Consigne: Prolongez le texte sur la mer au Moyen Âge en reprenant juste après sa dernière phrase.

Texte de la page:
++++++
Quelques documents iconographiques, situés en centre de l’ouvrage, le complètent utilement.
L’introduction plante le décor de la mer d’origine biblique aux mers multiples de la Baltique à l’Atlantique, au-delà de l’horizon jusqu’à la Mer Rouge quand l’époque antique se concentrait sur la Méditerranée, un élargissement des possibles, une nouvelle structuration de l’espace. Cette confrontation à l’univers marin est pour le Moyen-Âge une période de changements (outils et techniques de navigation, élargissement du commerce, aménagements côtiers) et d’une grande diversité des rapports de l’homme à la , de l’attirance à la crainte, de la pêche nourricière à un monde fantasmé habité de monstres. Enfin il ne faut pas oublier que la mer au Moyen-Âge est une espace masculin.
Percevoir la mer
Elle est d’abord perçue comme insondable, un monde hostile, le lieu de la colère divine.
La présentation du Roman d’Alexandre montre à la fois un souverain macédonien chevaleresque mais aussi épris de connaissance. C’est à cette œuvre que les auteurs empruntent le titre du présent ouvrage Le bathyscaphe d’Alexandre décrit comme merveilleux par l’auteur médiéval Alexandre de Paris qui imagine le monde marin comme le miroir du monde terrestre quand d’autres auteurs, et notamment Guillaume le Clerc, font vivre un bestiaire monstrueux. Des textes d’ Hildegrande de Bergen à ceux de Brunetto Latini une place particulière est attribuée à la baleine. Elle côtoie l’inévitable sirène, élément majeur de l’imaginaire médiéval.
Les hommes du Moyen-Âge sont intrigués par la salinité, les géographes arabes en recherche la cause et Brunetto Latini l’explication des marées assimilées à la respiration de la mer.
Si la mer est peu présente dans les légendes arthuriennes elle a une place à part dans les aventures de Tristan et Iseult où l’amour est associé à la tempête, moteur de l’aventure du Decameron à Shakespeare.
Ce premier chapitre aborde la fascination pour les îles lointaines comme « lîle aux pommes »de la littérature celtique.
++++++
Données fournies:

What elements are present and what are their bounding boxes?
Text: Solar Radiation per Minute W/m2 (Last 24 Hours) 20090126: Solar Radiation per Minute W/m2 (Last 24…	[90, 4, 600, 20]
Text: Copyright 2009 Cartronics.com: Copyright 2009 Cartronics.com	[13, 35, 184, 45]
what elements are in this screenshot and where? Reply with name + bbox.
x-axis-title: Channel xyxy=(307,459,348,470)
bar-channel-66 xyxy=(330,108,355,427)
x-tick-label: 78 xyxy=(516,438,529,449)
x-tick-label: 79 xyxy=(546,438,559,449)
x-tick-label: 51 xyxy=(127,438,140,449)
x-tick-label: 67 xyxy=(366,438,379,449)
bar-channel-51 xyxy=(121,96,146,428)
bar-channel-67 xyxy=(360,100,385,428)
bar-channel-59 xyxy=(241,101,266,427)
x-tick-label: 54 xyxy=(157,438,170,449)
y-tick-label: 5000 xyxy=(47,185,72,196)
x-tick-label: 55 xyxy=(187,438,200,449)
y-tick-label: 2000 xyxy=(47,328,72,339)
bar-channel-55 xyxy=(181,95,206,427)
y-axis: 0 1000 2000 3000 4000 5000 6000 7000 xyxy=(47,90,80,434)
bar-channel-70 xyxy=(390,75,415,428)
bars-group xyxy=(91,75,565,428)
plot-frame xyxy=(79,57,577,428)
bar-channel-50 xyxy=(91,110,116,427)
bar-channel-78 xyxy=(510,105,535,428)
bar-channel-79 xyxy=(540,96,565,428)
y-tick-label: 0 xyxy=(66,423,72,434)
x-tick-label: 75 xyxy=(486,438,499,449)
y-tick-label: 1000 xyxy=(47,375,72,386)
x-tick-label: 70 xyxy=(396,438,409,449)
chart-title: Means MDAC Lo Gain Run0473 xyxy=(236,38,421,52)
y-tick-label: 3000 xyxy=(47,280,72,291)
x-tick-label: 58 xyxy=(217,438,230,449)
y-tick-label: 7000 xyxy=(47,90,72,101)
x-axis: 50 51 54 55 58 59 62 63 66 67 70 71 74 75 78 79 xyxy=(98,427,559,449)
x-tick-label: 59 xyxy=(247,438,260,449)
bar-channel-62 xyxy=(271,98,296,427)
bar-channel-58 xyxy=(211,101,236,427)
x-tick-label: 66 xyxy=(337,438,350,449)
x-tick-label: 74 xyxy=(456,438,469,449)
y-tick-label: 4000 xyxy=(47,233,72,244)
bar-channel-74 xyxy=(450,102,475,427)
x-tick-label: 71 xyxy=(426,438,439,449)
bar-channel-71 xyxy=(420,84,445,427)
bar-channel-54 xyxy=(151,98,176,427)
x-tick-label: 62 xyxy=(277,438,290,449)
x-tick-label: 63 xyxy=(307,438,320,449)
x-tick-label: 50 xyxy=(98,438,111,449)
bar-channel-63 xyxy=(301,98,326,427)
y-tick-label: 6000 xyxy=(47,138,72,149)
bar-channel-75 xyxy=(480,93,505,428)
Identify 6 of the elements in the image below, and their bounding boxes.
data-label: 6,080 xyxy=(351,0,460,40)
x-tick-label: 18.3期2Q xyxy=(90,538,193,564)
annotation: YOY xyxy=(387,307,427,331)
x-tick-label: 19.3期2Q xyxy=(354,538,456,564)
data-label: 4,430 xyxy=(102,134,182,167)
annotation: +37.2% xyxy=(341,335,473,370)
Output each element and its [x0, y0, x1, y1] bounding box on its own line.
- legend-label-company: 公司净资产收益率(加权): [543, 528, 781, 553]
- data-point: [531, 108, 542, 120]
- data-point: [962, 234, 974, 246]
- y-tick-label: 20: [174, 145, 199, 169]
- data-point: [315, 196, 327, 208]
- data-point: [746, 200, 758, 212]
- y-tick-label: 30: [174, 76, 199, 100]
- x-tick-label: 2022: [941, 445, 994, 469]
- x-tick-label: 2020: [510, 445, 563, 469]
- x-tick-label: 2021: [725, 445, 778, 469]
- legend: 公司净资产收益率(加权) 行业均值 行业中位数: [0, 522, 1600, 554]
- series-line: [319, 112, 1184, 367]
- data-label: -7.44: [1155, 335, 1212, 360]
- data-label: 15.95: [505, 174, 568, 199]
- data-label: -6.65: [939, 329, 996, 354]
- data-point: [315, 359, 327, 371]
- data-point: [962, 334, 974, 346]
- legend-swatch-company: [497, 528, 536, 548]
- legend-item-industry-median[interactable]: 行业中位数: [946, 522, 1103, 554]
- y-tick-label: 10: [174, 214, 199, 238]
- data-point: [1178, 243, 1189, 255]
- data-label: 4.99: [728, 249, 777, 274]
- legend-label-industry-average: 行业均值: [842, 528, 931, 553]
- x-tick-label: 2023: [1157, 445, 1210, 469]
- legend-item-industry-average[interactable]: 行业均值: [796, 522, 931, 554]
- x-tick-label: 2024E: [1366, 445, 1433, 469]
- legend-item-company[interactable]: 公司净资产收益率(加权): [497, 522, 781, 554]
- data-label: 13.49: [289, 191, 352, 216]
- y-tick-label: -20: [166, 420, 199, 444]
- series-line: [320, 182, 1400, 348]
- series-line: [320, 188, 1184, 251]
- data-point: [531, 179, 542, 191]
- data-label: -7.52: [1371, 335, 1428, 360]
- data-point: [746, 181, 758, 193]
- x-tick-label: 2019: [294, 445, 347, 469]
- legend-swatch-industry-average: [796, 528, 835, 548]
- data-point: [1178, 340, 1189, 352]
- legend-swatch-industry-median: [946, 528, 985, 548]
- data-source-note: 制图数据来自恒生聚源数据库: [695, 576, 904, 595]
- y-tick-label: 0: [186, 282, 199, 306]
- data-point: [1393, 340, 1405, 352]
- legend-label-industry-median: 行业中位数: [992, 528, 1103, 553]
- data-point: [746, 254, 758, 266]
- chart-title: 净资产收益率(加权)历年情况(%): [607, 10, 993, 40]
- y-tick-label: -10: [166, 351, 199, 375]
++++++
Résultat attendu:
Prendre la mer
Dans ce second chapitre c’est la question, bien matérielle, des techniques de navigation qui est posée à commencer par les dragons scandinaves, improprement appelés « drakkars », à vocation commerciale ou militaire. Navires efficaces, en constante évolution depuis le IVe siècle1. Les descriptions sont précises tout comme pour la « cogue » de Brême, instrument du commerce allemand en Mer du Nord et dans la Baltique.
En Méditerranée règnent galères, nefs, telle « La Roccaforte » qui conduisit St Louis en Terre Sainte en 1248, et bientôt caravelles.
Sur toutes les mers, les marins du Moyen-Âge avait une connaissance empirique des conditions de mer (marées, courants, vents, repères du trait de côte) pour une navigation par cabotage même si les historiens constatent aujourd’hui des audaces plus lointaines grâce à des instruments : la mystérieuse « pierre de soleil » scandinave, la boussole et l’astrolabe venus de Chine ou du monde arabe et les premiers repères de latitude (Tables de Tolède). Les cartes maritimes petit à petit sont plus nombreuses, plus diffusées depuis la plus ancienne connue, la « carte pisane » de la fin du XIIIe siècle à l’invention d’un nouveau système de projection en 1569 par le Flamand Mercator et aux portulans très décorés sans doute peu utilisés en mer.
Vivre en mer : horizon et dangers
Si les hommes qui vivent cette expérience sont peu nombreux les pèlerins nous informent sur les réalités de l’embarquement « se mettre en mer », le vie dans des espaces étroits et inconfortables, un monde de contraintes décrit en 1339 par le « Tractatus Marinarius » qui montre les diverses fonctions et la hiérarchie à bord. Les auteurs évoquent le difficile recrutement de l’équupage, la nourriture carencée et le danger omniprésent qui invite à la prière.
Un paragraphe est consacré aux « Vikings » quand un autre traite de la piraterie entre appât du gain et soutien des autorités.
La mer nourricière
C’est d’abord trois produits de base : le hareng, l’huître et la baleine. Les auteurs rappellent la vision chrétienne d’animaux marins souvent mal connus. Les activités de pêche sont décrites à partir des exemples de la pêche côtière du Golfe de Gascogne et la pêche au hareng du détroit d’Oresund.
La mer fournit aussi des crustacés comme la coquille St Jacques mais aussi le corail et l’encre2.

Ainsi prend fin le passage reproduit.